* Start ITEMS *
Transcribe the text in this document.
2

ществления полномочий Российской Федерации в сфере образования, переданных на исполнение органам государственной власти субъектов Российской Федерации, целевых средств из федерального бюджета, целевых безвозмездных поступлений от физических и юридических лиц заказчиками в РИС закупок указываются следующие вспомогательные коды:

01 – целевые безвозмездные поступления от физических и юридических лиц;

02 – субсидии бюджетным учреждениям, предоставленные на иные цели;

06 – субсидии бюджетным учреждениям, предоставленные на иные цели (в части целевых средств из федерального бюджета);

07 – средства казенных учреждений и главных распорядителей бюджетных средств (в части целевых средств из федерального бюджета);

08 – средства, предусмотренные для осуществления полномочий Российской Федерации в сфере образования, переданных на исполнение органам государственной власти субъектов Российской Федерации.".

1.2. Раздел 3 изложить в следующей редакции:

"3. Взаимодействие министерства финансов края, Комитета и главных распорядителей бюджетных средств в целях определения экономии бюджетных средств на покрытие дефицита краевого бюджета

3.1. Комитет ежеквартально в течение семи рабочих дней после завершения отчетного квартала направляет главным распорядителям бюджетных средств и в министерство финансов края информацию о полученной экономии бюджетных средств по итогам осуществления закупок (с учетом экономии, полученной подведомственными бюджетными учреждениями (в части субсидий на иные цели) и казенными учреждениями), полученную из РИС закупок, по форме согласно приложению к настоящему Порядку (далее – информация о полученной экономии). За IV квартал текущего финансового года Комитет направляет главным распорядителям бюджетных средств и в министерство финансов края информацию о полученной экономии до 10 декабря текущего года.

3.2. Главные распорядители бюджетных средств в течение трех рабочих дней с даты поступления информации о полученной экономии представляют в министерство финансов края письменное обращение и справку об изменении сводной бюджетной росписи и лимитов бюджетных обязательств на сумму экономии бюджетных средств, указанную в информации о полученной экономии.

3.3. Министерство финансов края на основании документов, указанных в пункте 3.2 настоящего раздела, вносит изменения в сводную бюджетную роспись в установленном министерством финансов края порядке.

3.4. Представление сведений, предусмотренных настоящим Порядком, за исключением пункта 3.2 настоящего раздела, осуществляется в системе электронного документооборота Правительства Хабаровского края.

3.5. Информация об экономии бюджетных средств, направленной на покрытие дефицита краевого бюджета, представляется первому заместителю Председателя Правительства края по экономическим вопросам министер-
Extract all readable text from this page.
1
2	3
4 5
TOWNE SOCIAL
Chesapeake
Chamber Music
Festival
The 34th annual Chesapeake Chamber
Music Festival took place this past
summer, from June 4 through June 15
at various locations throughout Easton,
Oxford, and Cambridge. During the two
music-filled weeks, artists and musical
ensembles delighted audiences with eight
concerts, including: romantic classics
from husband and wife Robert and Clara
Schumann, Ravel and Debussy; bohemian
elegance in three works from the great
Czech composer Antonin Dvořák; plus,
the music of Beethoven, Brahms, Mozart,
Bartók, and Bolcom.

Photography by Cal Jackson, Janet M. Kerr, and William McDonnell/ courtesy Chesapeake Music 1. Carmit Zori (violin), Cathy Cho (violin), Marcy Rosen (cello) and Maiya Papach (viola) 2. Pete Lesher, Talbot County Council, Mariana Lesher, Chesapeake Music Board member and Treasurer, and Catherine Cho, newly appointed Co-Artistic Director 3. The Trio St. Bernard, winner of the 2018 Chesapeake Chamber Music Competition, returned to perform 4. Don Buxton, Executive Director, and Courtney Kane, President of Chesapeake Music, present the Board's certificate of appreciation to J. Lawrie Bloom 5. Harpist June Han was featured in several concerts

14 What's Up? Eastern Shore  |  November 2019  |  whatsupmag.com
* End ITEMS *
* _STATED GOAL_:
Your output consists solely of the lines from the one with "Extract all readable text from this page." through the last line, copied exactly.

* _THE OUTPUT_:
Extract all readable text from this page.
1
2	3
4 5
TOWNE SOCIAL
Chesapeake
Chamber Music
Festival
The 34th annual Chesapeake Chamber
Music Festival took place this past
summer, from June 4 through June 15
at various locations throughout Easton,
Oxford, and Cambridge. During the two
music-filled weeks, artists and musical
ensembles delighted audiences with eight
concerts, including: romantic classics
from husband and wife Robert and Clara
Schumann, Ravel and Debussy; bohemian
elegance in three works from the great
Czech composer Antonin Dvořák; plus,
the music of Beethoven, Brahms, Mozart,
Bartók, and Bolcom.

Photography by Cal Jackson, Janet M. Kerr, and William McDonnell/ courtesy Chesapeake Music 1. Carmit Zori (violin), Cathy Cho (violin), Marcy Rosen (cello) and Maiya Papach (viola) 2. Pete Lesher, Talbot County Council, Mariana Lesher, Chesapeake Music Board member and Treasurer, and Catherine Cho, newly appointed Co-Artistic Director 3. The Trio St. Bernard, winner of the 2018 Chesapeake Chamber Music Competition, returned to perform 4. Don Buxton, Executive Director, and Courtney Kane, President of Chesapeake Music, present the Board's certificate of appreciation to J. Lawrie Bloom 5. Harpist June Han was featured in several concerts

14 What's Up? Eastern Shore  |  November 2019  |  whatsupmag.com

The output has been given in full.